#### [Challenge]
Find the lines that contain the word "MICROPROCESSOR" and copy each one.

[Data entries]
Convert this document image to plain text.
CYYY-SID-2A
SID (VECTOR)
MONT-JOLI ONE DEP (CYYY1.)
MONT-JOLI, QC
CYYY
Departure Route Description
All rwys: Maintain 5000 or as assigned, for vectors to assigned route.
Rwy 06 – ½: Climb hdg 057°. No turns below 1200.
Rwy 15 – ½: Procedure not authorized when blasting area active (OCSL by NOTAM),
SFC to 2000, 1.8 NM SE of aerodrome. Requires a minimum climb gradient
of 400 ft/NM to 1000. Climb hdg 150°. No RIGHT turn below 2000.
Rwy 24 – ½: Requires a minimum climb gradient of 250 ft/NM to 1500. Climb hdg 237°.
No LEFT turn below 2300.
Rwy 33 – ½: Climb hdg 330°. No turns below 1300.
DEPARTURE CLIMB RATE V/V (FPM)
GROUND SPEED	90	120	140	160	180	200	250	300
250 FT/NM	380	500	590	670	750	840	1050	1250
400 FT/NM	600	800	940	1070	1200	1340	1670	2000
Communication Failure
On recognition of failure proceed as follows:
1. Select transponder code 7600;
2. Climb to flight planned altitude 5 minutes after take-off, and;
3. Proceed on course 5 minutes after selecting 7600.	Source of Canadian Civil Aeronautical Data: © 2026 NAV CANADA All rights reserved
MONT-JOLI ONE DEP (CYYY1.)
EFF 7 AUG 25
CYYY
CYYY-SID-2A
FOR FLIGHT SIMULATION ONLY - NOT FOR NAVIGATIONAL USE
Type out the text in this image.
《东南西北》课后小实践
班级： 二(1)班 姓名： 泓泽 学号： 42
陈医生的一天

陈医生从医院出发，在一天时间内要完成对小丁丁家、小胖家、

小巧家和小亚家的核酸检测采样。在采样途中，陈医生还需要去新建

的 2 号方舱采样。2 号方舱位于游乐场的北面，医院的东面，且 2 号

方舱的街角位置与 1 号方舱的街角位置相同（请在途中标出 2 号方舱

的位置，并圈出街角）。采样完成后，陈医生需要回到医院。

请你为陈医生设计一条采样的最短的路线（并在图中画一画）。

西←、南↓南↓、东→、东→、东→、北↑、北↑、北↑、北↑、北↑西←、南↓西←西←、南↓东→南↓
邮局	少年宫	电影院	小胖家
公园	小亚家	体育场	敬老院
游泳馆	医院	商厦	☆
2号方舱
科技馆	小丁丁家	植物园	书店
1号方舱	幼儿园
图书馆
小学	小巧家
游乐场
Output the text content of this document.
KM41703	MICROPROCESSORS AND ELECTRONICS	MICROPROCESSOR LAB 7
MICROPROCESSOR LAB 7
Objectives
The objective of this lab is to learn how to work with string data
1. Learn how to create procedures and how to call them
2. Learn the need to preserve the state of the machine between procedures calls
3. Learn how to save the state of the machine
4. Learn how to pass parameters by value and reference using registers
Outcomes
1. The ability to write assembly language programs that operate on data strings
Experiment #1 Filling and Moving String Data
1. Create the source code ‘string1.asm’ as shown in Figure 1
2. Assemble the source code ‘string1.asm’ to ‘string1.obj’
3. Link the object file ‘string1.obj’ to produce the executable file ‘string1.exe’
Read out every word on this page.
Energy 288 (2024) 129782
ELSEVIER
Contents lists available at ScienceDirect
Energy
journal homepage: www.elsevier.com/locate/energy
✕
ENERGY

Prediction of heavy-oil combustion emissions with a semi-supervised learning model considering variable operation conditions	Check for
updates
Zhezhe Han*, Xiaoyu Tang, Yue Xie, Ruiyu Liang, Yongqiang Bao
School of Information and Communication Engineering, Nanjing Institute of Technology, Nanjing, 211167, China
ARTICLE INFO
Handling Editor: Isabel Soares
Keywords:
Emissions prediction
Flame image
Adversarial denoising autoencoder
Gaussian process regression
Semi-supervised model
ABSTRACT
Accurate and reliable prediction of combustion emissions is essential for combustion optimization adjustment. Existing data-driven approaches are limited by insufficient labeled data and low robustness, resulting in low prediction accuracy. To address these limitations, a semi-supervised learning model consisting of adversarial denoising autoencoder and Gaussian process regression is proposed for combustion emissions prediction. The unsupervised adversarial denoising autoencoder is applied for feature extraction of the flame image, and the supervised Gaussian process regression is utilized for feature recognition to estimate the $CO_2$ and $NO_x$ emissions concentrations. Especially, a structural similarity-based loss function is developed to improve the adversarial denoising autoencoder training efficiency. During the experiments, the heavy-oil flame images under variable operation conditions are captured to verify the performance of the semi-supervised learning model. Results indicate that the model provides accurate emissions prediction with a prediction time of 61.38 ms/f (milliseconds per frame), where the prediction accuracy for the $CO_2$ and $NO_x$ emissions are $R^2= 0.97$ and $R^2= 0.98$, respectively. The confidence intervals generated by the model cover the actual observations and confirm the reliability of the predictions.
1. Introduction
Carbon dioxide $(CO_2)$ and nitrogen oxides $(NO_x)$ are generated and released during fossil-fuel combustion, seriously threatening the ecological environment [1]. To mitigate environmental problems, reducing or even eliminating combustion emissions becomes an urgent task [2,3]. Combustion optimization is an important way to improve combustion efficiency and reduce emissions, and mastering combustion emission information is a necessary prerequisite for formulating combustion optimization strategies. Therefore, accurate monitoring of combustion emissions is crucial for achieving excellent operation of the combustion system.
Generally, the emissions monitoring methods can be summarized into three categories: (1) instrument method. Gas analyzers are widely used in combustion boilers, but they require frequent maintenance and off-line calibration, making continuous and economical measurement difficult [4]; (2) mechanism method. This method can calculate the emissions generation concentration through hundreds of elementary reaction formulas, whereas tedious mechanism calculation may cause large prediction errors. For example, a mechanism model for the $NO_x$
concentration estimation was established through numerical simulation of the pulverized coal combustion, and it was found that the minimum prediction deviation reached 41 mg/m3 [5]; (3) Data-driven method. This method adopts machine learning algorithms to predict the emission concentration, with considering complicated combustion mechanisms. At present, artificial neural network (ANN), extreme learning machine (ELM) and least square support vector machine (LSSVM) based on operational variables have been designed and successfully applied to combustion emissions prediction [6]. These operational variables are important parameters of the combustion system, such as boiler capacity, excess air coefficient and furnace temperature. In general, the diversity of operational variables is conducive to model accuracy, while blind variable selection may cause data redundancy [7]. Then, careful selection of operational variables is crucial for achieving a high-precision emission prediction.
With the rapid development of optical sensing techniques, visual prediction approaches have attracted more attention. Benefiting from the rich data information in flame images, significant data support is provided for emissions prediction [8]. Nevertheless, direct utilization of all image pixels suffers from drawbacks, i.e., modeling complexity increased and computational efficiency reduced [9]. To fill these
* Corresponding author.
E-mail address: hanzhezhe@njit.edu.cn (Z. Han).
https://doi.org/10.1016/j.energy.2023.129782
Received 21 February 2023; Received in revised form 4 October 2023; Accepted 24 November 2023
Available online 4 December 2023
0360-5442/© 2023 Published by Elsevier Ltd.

#### [Finished task]
KM41703	MICROPROCESSORS AND ELECTRONICS	MICROPROCESSOR LAB 7
MICROPROCESSOR LAB 7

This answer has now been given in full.